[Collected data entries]
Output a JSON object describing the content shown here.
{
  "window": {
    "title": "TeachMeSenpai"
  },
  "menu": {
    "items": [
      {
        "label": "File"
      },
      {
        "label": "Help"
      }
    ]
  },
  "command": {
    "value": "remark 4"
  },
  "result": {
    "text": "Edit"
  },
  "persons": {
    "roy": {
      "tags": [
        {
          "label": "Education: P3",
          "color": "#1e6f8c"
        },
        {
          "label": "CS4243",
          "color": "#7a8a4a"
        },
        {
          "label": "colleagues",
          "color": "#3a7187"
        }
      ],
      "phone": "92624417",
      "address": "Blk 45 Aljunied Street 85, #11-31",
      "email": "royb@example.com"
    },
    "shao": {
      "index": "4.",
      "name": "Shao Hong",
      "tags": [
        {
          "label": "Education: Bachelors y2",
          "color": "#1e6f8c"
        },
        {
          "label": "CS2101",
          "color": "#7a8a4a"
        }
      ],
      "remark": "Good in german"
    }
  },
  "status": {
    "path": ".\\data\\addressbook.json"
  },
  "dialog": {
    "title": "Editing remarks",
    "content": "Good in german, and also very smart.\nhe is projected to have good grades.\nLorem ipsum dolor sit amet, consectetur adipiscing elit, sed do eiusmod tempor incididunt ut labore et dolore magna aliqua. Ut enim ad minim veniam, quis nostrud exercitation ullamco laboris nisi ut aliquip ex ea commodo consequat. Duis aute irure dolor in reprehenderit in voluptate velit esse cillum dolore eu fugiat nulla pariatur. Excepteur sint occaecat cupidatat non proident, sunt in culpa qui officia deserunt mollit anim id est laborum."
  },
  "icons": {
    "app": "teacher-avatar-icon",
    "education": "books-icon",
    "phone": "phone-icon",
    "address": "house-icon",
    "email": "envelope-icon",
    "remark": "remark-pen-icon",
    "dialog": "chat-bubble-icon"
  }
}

▶ [What to produce]
All of the entries above need to be reproduced exactly.

▶ [Solution for this problem]
Output a JSON object describing the content shown here.
{
  "window": {
    "title": "TeachMeSenpai"
  },
  "menu": {
    "items": [
      {
        "label": "File"
      },
      {
        "label": "Help"
      }
    ]
  },
  "command": {
    "value": "remark 4"
  },
  "result": {
    "text": "Edit"
  },
  "persons": {
    "roy": {
      "tags": [
        {
          "label": "Education: P3",
          "color": "#1e6f8c"
        },
        {
          "label": "CS4243",
          "color": "#7a8a4a"
        },
        {
          "label": "colleagues",
          "color": "#3a7187"
        }
      ],
      "phone": "92624417",
      "address": "Blk 45 Aljunied Street 85, #11-31",
      "email": "royb@example.com"
    },
    "shao": {
      "index": "4.",
      "name": "Shao Hong",
      "tags": [
        {
          "label": "Education: Bachelors y2",
          "color": "#1e6f8c"
        },
        {
          "label": "CS2101",
          "color": "#7a8a4a"
        }
      ],
      "remark": "Good in german"
    }
  },
  "status": {
    "path": ".\\data\\addressbook.json"
  },
  "dialog": {
    "title": "Editing remarks",
    "content": "Good in german, and also very smart.\nhe is projected to have good grades.\nLorem ipsum dolor sit amet, consectetur adipiscing elit, sed do eiusmod tempor incididunt ut labore et dolore magna aliqua. Ut enim ad minim veniam, quis nostrud exercitation ullamco laboris nisi ut aliquip ex ea commodo consequat. Duis aute irure dolor in reprehenderit in voluptate velit esse cillum dolore eu fugiat nulla pariatur. Excepteur sint occaecat cupidatat non proident, sunt in culpa qui officia deserunt mollit anim id est laborum."
  },
  "icons": {
    "app": "teacher-avatar-icon",
    "education": "books-icon",
    "phone": "phone-icon",
    "address": "house-icon",
    "email": "envelope-icon",
    "remark": "remark-pen-icon",
    "dialog": "chat-bubble-icon"
  }
}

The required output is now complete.